▶ **BRANO DI PARTENZA**

Certo il cattivo gusto edificatorio infierisce dovunque, ma, ad esempio, in Emilia basta andare verso l'Appennino per trovare a pochi chilometri tanti posti intatti... e tanti posti nuovi, soprattutto. Qui a Monza sto benissimo, come a Bologna, Fiorenzuola d'Arda, Parma, Verona, Roma, Desenzano-Sirmione, Udine, Trieste, ancora Parma, Milano, ancora Desenzano-Sirmione, ancora Milano e... Monza. Non sono tante fette di una torta, sono tante torte. Quando ci si porta appresso sé stessi si sta bene dappertutto (anche male, succede). Quindi è meglio essere curiosi che nostalgici, nei posti che amiamo bastano pochi secondi per arrivarci. Il difficile è più nelle persone che nei posti, questo sì.

grazie Sabrina e saludos
Solimano
P.S. E i posti dove sono andato in viaggio per turismo o per lavoro?
E i posti dei libri?
E i posti del cinema?
E queste Stanze all'aria non sono un posto? Anzi, tanti posti...

sabrinamanca ha detto...

Primo: sono d'accordo in parte poiché esiste anche la rappresentazione del ricordo che aiuta e stimola i ricordo stesso. E quella casa ha rappresentato molto per diverse generazioni della mia famiglia, e in maniera diversa per gli uni e gli altri. L'amore per questo luogo ci ha unito quando altre situazioni ci dividevano. Ecco perché questo attaccamento da parte di una come me, che non si lega facilmente ai luoghi o le cose. Alle persone, si'!
Gioacchino: ho visto anche io come te Report e pensavo che le vittime della costruzione selvaggia fossero solo le grandi città; non pensavo che si potesse fare lo stesso in un paesino!

▶ **ELENCO DEI COMPITI**
(1) Nel brano sui luoghi, quali altri posti elenca Solimano nel suo P.S.? Riportali tutti.
(2) Riprendi il brano sui luoghi e proseguilo dopo la sua ultima frase.
Il materiale fornito non è necessario.

▶ **MATERIALE FORNITO**

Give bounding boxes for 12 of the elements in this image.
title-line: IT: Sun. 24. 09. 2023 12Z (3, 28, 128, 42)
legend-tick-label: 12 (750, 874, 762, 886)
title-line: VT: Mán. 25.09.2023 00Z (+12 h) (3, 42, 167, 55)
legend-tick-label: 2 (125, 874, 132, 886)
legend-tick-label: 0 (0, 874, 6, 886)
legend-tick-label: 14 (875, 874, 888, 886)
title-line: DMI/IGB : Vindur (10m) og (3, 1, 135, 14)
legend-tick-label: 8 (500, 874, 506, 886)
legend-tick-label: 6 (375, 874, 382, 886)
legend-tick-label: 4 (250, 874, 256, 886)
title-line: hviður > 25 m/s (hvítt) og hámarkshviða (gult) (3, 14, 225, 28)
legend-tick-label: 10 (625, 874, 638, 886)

▶ **SOLUZIONI DEGLI ESERCIZI**
(1)
- i posti dove è andato in viaggio per turismo o per lavoro
- i posti dei libri
- i posti del cinema
- queste Stanze all'aria

(2)
Giulia, Haba e Silvia, sapevo che avreste capito...

Gioacchino ha detto...

Paradossalmente, la fuga dal caos delle città sta trasformando zone una volta "incontaminate" in città in miniatura, trapiantandovi del modello urbano, soprattutto gli aspetti negetivi.

Barbara Cerquetti ha detto...

Io invece, con le case della mia esistenza, ho un rapporto di insofferenza. Fosse per me le raderei tutte al suolo. Non temo i cambiamenti e non mi affeziono ai posti, ma posso capire come ci si sente a chi capita.

Quando ero piccola costruirono un palazzo nel campo di peri (l'albero che fa le pere si chiama pero, vero?)dove andavo sempre a giocare e a fare merenda (direttamente dal ramo alla pancia, una meraviglia). Per me fu una tragedia, soprattutto perchè da bambini queste cose prendono contorni epici.
Poi nel palazzo ci andò a vivere una bambina che per qualche anno fu la mia amichetta del cuore.
Quando si dice gli scherzi del destino.

Anonimo ha detto...

cara Sabrina, le case sono nodi di memorie e di vita, intrecci forti. Non a caso, fra le piccole che scrivo, quelle che sento più care portano il nome di Pareti, perchè nascono all'interno della mia vecchia casa, la casa grande, che era un modo di vivere la famiglia, di vedere il tramonto, di godere i sapori, di imparare le parole, che spesso nascevano in contaminazione con le attività,dai formaggi alle stoffe.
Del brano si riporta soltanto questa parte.